### [Exercise directions]
For each line that holds "JSON", copy the line out.

* Start *

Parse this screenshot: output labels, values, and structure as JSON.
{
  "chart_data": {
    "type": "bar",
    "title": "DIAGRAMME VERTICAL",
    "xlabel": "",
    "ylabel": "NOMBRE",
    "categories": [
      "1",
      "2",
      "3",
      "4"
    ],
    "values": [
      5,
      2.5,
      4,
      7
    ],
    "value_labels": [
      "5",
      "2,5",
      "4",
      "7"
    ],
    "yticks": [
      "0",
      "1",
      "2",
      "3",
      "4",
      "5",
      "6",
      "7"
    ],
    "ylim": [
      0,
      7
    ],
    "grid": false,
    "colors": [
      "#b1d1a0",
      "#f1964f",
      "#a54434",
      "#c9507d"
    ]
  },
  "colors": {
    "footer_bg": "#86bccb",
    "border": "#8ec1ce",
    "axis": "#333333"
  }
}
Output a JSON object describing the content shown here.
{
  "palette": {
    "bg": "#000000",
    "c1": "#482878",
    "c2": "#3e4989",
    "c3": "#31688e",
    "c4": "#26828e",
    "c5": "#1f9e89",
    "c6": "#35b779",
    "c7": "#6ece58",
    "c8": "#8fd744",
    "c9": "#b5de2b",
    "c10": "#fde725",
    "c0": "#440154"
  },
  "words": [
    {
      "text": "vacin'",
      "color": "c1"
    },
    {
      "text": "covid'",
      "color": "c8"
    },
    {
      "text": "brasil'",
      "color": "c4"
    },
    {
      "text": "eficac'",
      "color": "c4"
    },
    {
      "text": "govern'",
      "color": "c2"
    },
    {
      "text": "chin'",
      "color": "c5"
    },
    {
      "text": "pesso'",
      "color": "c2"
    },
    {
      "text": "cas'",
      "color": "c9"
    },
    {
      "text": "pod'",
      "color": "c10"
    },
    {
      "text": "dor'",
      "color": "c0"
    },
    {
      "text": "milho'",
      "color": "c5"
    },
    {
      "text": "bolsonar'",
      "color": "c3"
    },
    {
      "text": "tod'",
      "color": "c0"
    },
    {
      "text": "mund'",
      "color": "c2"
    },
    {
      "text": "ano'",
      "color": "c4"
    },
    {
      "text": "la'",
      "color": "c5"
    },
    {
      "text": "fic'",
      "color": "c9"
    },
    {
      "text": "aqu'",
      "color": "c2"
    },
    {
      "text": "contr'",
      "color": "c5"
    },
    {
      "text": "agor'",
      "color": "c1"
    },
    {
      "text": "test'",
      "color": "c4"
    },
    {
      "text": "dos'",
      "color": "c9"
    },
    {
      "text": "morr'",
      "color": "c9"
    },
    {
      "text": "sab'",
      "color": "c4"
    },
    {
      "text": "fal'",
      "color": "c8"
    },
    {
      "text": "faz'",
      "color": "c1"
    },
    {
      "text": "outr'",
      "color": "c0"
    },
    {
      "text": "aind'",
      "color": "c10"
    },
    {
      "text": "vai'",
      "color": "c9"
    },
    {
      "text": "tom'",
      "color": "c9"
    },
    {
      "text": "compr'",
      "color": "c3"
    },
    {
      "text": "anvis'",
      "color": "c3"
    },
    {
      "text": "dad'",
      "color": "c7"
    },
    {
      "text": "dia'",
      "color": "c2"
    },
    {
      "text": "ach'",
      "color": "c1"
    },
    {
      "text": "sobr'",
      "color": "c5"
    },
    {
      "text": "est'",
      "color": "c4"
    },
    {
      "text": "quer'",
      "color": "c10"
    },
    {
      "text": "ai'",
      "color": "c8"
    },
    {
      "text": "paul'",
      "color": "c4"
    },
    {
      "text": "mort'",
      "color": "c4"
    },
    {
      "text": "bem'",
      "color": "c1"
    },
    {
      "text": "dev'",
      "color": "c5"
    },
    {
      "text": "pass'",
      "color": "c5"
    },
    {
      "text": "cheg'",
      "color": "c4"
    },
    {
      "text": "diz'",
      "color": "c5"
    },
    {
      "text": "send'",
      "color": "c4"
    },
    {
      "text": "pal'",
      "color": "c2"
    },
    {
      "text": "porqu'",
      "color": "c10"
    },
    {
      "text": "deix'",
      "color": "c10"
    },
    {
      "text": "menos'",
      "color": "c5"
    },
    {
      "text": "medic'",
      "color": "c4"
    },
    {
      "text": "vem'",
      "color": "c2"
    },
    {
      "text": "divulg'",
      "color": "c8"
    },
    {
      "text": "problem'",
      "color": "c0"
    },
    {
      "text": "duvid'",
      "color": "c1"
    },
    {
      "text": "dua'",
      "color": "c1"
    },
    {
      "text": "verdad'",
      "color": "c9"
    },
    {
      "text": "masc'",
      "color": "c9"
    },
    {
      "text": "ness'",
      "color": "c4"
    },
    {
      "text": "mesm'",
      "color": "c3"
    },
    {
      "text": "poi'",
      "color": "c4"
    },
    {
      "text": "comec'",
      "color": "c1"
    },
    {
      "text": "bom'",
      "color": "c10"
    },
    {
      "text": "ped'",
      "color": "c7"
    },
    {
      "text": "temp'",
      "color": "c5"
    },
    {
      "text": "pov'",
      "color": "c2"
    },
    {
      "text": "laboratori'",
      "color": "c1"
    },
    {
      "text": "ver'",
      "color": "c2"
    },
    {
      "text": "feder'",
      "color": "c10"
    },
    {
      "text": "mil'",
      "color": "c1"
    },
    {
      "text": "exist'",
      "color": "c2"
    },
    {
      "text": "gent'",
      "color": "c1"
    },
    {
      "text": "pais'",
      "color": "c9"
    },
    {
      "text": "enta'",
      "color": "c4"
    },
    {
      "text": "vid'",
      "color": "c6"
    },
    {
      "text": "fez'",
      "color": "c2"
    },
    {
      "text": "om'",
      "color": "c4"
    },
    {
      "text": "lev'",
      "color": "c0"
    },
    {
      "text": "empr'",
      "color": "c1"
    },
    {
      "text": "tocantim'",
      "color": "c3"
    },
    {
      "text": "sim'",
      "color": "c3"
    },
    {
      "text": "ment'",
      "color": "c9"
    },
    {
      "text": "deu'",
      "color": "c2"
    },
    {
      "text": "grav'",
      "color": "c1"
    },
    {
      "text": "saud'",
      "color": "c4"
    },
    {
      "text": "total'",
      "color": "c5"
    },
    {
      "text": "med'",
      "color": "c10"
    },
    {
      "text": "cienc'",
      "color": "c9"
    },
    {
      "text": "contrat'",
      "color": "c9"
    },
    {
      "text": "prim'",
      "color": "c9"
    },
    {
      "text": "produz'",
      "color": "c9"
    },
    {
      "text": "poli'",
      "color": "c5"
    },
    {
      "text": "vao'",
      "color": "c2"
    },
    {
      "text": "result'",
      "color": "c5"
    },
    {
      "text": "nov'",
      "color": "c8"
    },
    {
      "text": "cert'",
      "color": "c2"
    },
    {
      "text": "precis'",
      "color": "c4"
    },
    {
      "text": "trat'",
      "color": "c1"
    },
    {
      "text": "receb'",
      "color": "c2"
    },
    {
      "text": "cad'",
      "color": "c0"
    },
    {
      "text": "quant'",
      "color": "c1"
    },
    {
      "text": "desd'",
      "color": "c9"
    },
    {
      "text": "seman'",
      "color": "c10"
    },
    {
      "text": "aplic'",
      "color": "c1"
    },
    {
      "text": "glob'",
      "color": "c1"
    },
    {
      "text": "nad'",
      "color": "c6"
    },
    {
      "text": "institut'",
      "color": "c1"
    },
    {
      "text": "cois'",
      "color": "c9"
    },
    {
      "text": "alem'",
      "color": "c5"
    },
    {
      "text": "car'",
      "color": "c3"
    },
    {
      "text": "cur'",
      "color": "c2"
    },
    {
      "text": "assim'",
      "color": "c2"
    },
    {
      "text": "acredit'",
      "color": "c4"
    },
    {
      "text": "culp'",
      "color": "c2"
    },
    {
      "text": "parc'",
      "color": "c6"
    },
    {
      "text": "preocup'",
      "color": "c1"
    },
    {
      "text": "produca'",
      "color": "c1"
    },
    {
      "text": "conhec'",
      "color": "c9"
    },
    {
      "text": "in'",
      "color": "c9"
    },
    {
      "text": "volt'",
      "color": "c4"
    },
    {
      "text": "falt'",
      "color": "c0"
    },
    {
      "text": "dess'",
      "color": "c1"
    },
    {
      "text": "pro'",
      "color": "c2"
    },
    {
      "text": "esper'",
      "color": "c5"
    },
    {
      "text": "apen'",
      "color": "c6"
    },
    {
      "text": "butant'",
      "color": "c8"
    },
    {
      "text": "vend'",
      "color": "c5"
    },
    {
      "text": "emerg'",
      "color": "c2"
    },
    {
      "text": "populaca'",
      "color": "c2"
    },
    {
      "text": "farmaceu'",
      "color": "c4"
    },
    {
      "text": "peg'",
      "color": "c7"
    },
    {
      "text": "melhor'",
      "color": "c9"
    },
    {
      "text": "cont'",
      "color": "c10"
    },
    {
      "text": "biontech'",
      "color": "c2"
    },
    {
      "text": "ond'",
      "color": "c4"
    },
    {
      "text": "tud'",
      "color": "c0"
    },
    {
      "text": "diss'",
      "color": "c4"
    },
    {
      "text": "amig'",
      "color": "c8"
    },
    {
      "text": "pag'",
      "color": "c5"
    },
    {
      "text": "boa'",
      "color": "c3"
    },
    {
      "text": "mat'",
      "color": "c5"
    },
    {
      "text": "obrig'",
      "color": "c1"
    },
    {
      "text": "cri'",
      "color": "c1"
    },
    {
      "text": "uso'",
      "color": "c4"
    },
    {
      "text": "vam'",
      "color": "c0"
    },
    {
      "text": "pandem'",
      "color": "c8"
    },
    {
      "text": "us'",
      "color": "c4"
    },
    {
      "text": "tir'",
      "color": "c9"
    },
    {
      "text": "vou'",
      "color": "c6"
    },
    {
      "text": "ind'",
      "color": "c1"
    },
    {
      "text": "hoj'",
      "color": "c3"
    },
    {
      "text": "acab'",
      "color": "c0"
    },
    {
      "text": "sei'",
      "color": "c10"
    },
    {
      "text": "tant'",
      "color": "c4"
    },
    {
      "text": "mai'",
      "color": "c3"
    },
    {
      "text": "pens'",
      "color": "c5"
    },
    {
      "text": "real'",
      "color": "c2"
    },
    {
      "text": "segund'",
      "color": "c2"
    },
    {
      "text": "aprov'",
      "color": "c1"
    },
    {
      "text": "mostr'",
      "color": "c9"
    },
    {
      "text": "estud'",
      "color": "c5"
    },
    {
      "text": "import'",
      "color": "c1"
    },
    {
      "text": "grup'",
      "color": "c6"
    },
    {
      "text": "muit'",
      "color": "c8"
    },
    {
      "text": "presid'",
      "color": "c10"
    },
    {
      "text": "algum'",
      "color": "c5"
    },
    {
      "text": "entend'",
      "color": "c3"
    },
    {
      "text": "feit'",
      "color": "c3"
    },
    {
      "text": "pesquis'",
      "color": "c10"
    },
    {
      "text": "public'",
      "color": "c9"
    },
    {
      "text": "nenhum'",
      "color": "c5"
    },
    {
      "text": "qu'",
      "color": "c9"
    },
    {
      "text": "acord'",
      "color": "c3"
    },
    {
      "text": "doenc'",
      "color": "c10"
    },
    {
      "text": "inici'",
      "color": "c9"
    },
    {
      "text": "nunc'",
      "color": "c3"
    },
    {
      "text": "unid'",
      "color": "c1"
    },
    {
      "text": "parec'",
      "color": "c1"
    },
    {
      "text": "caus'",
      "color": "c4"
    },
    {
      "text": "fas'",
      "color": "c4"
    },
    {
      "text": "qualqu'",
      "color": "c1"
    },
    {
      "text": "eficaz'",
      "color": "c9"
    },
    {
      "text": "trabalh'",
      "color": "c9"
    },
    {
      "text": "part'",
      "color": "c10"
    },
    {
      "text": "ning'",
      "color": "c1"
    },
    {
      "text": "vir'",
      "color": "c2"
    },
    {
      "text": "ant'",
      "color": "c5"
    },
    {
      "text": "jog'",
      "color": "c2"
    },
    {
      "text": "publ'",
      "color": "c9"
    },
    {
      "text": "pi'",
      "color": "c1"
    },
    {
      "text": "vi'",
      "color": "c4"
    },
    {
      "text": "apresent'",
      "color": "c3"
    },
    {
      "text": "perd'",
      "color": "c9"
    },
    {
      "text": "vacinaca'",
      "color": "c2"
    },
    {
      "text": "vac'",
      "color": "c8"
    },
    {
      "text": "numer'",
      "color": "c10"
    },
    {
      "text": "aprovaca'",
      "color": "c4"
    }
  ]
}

* End *

### [Solved exercise]
Parse this screenshot: output labels, values, and structure as JSON.
Output a JSON object describing the content shown here.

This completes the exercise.